--- start ---

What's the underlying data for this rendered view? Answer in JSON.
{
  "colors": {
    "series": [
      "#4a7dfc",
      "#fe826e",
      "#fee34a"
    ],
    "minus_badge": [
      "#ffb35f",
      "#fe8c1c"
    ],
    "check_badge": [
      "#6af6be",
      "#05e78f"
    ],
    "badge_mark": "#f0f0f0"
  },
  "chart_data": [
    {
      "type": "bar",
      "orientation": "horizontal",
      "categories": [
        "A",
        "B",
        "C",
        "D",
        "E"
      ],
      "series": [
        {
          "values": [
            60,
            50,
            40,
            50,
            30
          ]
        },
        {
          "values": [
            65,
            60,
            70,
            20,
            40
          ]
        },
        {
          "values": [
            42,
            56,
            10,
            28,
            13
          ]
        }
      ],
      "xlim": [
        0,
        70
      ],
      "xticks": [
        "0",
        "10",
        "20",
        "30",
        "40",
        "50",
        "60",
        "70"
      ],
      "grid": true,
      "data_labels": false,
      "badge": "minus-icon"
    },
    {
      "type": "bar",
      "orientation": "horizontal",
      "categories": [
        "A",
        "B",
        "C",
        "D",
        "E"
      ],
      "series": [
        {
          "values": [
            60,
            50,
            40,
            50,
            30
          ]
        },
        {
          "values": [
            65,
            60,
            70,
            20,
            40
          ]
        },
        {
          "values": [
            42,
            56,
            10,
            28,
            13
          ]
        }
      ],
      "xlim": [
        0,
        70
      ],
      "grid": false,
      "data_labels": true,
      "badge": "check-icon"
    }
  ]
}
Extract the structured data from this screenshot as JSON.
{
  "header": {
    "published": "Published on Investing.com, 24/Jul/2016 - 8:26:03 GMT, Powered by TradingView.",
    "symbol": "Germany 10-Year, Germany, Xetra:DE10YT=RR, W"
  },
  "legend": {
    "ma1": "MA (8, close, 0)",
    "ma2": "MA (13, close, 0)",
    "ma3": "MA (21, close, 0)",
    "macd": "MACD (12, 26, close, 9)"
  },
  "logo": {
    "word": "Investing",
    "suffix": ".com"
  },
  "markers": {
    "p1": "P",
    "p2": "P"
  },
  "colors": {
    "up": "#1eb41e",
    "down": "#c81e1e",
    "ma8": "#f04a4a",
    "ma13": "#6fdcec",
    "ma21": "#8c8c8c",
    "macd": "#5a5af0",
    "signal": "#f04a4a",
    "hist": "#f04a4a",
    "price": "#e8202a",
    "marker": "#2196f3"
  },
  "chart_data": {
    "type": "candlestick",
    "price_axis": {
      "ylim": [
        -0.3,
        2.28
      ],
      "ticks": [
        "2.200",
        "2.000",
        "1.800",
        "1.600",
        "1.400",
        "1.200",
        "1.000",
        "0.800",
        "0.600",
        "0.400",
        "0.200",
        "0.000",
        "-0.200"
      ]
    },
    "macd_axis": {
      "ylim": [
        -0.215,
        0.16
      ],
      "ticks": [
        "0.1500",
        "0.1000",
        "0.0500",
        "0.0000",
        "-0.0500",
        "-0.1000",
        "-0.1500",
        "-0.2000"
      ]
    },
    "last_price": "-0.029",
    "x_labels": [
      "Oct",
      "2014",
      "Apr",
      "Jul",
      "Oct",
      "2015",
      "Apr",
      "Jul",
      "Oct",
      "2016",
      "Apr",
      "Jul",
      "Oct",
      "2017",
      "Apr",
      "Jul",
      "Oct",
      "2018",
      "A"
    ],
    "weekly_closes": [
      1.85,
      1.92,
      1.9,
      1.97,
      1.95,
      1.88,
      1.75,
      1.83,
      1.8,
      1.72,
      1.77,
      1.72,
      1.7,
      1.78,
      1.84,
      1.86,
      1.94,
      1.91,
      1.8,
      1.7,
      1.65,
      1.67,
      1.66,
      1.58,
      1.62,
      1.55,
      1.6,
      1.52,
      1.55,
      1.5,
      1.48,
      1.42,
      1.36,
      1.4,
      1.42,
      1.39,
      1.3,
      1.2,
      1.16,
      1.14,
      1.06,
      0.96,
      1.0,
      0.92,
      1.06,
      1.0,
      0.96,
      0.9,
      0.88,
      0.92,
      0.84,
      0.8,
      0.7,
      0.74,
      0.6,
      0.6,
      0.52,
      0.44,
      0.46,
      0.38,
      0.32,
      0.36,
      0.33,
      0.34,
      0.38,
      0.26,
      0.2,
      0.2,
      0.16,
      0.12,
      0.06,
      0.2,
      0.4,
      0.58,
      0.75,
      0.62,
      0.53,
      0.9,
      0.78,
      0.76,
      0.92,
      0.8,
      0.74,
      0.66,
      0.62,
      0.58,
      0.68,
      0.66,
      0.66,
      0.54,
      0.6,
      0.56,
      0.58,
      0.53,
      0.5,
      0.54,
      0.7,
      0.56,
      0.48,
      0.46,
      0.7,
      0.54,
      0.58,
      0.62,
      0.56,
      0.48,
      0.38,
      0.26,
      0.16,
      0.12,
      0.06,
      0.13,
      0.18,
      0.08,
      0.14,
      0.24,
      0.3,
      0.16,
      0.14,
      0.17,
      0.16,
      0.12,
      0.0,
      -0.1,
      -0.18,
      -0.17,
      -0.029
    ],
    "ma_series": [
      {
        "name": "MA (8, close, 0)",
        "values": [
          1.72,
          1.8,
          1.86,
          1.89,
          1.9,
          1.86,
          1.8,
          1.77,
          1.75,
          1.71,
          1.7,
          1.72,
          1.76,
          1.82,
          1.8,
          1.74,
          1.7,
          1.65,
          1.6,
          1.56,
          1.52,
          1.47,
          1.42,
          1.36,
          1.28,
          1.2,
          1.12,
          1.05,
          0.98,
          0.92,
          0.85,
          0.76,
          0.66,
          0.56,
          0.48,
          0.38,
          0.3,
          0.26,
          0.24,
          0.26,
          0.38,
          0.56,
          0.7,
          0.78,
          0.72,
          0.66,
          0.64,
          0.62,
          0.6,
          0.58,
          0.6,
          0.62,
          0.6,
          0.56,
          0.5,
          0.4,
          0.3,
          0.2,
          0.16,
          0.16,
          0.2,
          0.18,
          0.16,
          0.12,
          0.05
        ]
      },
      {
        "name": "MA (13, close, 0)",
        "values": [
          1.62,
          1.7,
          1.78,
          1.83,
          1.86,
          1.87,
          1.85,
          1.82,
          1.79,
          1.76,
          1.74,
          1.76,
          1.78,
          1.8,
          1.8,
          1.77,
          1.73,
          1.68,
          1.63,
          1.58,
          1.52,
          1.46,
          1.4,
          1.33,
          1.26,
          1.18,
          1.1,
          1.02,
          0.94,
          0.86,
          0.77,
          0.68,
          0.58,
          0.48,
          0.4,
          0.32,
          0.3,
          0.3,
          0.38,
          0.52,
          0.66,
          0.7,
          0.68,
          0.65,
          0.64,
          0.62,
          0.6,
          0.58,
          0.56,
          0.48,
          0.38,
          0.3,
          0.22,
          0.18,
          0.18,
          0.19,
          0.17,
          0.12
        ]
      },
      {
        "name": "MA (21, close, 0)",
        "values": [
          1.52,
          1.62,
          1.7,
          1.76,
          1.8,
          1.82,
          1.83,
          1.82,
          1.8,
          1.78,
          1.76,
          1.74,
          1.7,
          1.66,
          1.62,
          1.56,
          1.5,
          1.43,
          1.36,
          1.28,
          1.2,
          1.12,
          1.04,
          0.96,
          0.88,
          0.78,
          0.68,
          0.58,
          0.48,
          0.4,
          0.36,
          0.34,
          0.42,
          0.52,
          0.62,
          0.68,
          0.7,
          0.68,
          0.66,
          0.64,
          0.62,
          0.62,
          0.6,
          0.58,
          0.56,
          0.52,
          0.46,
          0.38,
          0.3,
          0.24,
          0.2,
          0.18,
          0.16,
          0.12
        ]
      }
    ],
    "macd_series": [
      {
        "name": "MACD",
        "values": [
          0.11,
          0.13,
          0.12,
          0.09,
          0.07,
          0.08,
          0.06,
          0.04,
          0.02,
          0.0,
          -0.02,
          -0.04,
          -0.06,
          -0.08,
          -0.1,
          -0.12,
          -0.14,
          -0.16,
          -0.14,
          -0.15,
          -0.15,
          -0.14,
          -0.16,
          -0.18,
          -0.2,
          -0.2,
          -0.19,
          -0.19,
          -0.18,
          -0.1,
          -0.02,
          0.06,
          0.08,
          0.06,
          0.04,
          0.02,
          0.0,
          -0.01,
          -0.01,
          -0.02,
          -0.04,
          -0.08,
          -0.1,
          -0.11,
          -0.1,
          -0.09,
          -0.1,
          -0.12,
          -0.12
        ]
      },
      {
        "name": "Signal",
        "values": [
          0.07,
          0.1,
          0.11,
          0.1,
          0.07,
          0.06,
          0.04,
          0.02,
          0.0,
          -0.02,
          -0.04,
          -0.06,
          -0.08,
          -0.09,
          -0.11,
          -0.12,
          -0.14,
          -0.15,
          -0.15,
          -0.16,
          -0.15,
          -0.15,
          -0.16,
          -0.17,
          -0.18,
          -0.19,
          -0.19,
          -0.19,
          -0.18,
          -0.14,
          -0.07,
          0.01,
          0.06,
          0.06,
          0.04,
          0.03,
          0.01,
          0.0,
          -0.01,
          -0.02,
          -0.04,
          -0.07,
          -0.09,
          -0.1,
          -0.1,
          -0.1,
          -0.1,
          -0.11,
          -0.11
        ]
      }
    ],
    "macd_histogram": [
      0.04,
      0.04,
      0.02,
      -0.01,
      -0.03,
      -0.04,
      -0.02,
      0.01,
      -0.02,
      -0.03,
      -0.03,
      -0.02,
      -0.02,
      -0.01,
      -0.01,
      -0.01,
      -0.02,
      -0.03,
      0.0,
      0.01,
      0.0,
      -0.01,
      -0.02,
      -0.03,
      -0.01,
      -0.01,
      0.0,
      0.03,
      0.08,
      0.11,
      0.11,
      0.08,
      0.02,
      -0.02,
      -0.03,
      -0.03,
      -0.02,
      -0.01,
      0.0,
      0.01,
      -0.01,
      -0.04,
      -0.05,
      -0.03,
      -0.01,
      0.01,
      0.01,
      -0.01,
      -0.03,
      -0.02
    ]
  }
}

--- end ---

Given request
Extract every line containing the string "this" from the material.

Exercise answer
What's the underlying data for this rendered view? Answer in JSON.
Extract the structured data from this screenshot as JSON.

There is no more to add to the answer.